Of the lines below, how many hold the string "Login"? Give only the number.

(Extracted data entries)

● ● ● ● ● ● ●

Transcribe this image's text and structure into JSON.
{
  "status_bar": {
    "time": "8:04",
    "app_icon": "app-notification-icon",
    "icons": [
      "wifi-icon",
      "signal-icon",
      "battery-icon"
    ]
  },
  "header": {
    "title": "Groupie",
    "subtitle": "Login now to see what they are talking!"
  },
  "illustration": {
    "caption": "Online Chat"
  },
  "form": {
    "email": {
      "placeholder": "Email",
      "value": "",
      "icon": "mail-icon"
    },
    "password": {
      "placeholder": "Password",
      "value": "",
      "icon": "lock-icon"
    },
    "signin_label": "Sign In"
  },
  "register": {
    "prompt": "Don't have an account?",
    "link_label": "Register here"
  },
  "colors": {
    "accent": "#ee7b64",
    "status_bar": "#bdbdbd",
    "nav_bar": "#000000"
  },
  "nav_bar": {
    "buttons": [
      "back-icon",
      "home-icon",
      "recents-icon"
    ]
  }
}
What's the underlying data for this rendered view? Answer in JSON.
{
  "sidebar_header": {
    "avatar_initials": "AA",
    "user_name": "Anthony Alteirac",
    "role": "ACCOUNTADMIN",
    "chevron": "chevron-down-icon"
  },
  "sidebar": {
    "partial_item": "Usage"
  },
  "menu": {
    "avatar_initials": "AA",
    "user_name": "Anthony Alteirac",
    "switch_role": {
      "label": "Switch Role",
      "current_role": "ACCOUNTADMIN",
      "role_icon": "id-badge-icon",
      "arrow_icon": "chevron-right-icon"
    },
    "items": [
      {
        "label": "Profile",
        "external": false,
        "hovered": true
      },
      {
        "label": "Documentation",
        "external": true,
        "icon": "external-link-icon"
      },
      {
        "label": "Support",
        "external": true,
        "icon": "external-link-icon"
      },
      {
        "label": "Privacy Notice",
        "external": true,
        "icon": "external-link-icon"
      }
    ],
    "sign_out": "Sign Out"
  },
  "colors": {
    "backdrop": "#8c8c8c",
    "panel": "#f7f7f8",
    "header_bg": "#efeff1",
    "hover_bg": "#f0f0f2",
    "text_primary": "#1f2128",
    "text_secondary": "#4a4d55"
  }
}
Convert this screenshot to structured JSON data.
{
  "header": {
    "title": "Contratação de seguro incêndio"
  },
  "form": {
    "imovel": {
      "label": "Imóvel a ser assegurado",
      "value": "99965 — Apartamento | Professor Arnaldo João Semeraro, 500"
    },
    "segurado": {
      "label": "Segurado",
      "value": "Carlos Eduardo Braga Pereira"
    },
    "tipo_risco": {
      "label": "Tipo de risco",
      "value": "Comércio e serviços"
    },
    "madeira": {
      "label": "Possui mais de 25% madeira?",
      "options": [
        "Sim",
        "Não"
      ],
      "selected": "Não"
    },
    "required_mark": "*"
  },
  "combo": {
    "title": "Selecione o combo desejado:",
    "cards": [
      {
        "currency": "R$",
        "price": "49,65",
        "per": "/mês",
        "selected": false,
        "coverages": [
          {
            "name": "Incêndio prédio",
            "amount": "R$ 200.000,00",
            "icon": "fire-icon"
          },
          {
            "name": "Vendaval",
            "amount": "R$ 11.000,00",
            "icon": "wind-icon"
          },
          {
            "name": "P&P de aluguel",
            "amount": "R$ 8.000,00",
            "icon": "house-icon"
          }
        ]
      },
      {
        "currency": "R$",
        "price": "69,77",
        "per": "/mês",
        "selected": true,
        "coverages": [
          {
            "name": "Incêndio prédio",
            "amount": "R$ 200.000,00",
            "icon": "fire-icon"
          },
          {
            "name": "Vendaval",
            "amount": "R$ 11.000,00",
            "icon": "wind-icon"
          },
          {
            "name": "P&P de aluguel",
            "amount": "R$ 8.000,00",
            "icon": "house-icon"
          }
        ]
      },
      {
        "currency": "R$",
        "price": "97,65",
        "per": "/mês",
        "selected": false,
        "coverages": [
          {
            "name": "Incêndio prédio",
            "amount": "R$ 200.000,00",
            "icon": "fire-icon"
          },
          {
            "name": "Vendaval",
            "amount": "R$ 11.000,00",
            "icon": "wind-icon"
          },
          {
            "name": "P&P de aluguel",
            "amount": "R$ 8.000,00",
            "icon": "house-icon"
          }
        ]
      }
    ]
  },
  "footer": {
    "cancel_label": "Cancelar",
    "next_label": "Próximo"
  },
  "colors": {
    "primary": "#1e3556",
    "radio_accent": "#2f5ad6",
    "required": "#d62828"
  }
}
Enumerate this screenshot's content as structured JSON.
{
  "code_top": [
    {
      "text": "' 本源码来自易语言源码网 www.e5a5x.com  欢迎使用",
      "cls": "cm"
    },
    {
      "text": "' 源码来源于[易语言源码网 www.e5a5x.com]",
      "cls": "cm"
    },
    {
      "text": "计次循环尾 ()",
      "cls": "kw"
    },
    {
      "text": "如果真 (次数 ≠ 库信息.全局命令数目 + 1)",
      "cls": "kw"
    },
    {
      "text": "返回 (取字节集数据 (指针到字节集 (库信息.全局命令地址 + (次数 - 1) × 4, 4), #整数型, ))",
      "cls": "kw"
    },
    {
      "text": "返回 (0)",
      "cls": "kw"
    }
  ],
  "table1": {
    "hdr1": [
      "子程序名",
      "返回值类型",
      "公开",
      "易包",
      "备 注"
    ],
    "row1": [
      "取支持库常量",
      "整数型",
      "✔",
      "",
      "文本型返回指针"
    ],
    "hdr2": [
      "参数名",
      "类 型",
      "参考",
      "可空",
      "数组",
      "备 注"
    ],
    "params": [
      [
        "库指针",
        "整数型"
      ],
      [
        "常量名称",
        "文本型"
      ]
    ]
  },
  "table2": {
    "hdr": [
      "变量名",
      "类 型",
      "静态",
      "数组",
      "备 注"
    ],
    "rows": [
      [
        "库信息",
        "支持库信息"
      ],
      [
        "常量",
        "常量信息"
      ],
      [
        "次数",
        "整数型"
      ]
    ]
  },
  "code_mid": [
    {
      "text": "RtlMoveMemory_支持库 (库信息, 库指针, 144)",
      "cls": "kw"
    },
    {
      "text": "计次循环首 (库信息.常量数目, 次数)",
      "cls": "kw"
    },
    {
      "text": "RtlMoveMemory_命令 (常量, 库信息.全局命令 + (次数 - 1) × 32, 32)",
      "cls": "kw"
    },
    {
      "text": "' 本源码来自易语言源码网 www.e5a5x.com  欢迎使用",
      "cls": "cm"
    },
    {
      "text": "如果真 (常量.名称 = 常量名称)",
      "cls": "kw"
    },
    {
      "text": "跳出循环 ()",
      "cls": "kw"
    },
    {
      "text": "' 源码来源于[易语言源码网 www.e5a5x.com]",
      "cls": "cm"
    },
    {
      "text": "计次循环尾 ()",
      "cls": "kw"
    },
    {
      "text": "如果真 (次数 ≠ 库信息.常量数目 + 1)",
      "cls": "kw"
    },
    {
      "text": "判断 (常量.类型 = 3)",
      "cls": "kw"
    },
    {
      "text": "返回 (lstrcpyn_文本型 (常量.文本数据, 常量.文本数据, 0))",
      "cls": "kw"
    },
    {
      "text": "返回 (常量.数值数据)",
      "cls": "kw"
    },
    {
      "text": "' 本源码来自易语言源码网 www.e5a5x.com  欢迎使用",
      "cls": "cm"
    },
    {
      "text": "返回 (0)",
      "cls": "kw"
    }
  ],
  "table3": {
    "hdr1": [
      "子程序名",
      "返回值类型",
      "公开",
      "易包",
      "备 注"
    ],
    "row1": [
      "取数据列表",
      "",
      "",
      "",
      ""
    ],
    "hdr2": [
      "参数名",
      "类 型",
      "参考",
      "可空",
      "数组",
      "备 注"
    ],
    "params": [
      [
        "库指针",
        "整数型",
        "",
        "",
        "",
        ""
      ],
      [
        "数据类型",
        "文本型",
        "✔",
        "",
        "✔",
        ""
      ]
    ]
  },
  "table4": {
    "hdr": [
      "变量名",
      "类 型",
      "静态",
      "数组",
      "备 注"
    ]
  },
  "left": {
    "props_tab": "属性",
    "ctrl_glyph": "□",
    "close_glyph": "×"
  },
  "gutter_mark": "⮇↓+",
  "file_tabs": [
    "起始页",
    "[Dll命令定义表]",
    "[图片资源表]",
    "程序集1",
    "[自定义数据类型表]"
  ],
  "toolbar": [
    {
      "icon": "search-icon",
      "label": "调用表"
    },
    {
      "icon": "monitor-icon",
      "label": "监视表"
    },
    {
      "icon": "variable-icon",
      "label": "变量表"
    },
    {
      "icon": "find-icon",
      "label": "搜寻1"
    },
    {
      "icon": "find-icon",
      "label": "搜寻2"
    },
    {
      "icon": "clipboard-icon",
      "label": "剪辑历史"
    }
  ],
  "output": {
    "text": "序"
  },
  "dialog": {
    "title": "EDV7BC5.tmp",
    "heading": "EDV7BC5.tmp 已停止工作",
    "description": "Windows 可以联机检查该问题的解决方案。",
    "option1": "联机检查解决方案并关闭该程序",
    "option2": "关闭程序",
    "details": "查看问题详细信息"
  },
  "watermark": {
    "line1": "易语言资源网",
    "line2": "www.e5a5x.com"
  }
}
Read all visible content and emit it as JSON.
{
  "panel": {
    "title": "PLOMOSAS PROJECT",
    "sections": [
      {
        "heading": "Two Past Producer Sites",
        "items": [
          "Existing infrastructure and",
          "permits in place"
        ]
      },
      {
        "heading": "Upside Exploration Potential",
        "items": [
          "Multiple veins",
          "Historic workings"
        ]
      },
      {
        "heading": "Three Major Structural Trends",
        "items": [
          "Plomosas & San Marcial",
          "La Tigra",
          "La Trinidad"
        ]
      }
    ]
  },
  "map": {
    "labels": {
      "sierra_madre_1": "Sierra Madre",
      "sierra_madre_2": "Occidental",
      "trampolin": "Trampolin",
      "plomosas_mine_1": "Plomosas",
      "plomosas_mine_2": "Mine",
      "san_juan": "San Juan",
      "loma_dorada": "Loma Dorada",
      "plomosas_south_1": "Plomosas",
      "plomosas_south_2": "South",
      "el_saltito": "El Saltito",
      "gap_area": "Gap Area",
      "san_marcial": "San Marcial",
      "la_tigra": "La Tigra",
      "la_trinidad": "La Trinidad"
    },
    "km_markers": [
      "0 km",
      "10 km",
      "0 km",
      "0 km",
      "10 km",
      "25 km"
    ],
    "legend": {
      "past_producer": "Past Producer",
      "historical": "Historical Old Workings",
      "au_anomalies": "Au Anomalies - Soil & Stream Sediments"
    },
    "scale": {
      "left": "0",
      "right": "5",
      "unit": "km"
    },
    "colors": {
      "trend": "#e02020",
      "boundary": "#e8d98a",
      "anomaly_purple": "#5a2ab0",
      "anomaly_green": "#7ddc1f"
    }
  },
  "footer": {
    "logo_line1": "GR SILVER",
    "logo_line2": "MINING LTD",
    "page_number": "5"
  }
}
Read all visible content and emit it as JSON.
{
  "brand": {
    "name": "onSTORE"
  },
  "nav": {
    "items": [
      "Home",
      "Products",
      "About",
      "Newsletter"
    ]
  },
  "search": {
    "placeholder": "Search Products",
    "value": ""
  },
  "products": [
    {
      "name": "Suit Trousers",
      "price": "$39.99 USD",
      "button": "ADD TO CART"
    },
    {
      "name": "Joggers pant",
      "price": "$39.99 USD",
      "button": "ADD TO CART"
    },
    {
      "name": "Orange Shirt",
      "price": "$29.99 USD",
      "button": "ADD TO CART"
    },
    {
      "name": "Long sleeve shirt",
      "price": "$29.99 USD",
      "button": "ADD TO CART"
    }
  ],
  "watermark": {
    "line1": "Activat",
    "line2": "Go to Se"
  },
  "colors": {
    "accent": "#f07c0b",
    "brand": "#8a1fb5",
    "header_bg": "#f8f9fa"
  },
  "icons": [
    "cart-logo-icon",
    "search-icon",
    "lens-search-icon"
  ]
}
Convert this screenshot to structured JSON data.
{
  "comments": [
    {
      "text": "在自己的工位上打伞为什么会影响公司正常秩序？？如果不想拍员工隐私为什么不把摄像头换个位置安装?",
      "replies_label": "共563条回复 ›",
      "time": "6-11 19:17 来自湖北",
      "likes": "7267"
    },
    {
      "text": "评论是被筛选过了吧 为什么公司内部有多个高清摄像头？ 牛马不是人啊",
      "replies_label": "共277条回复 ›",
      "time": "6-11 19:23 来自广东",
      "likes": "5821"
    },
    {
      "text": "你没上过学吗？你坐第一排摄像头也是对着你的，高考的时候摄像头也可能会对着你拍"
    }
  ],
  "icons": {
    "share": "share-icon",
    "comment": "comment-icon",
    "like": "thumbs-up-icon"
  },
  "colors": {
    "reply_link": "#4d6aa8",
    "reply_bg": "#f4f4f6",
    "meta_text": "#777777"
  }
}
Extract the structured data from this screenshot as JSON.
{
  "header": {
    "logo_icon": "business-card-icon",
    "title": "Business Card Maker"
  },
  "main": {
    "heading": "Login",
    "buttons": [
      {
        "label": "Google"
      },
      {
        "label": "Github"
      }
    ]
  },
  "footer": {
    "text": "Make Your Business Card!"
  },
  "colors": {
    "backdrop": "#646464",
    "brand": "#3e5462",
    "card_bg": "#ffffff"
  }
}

● ● ● ● ● ● ●

## Task answer
2